— begin Input material —

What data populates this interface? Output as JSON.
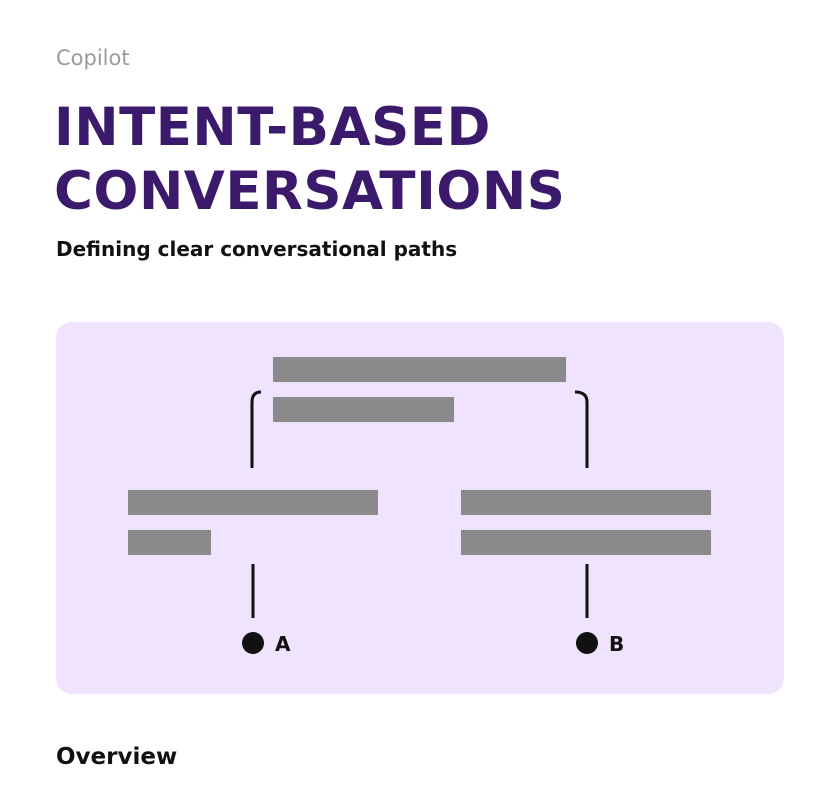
{
  "header": {
    "eyebrow": "Copilot",
    "title_lines": [
      "INTENT-BASED",
      "CONVERSATIONS"
    ],
    "subtitle": "Defining clear conversational paths"
  },
  "diagram": {
    "background_color": "#efe3fd",
    "placeholder_color": "#8a8a8a",
    "line_color": "#111111",
    "path_a_label": "A",
    "path_b_label": "B"
  },
  "section": {
    "heading": "Overview"
  }
}
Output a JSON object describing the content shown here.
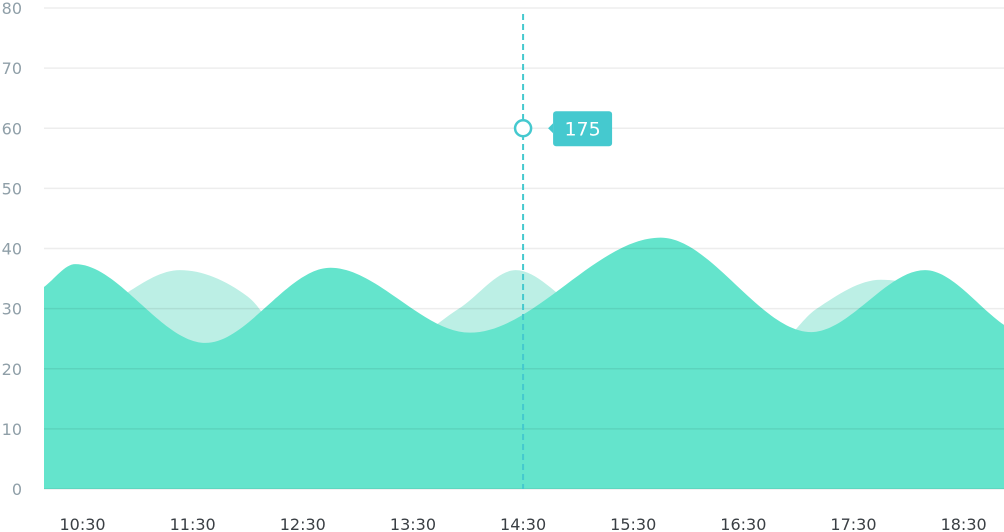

— end Input material —

Can you repeat every record above exactly, apart from the pictures?

= Task solution =
What data populates this interface? Output as JSON.
{
  "header": {
    "eyebrow": "Copilot",
    "title_lines": [
      "INTENT-BASED",
      "CONVERSATIONS"
    ],
    "subtitle": "Defining clear conversational paths"
  },
  "diagram": {
    "background_color": "#efe3fd",
    "placeholder_color": "#8a8a8a",
    "line_color": "#111111",
    "path_a_label": "A",
    "path_b_label": "B"
  },
  "section": {
    "heading": "Overview"
  }
}
Output a JSON object describing the content shown here.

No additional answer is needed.